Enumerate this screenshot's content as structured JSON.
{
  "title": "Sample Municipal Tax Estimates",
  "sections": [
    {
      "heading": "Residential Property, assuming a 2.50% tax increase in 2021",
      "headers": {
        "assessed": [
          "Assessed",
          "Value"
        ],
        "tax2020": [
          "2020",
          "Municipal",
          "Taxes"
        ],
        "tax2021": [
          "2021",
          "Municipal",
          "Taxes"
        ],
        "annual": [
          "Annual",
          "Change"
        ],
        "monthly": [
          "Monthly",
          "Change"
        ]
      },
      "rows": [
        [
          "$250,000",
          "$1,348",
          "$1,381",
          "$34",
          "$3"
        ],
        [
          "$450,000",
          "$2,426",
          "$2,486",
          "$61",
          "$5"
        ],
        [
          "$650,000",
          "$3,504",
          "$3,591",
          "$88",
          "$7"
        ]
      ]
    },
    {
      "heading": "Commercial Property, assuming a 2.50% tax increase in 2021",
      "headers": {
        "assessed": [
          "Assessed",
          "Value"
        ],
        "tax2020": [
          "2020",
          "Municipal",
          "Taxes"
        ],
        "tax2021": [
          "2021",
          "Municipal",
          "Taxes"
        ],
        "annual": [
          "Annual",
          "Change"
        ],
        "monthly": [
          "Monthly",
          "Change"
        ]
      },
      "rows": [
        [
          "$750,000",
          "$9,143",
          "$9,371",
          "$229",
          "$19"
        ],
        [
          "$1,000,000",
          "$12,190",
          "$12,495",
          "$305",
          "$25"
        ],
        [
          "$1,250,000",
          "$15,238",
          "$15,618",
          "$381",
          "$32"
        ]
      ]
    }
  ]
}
━━━━━━━━━━━━━━━━━━━━━━━━━━━━━━
▸ YOUR GOAL:
Gather each line from the listing above that holds "heading".

▸ WRITTEN ANSWER:
      "heading": "Residential Property, assuming a 2.50% tax increase in 2021",
      "heading": "Commercial Property, assuming a 2.50% tax increase in 2021",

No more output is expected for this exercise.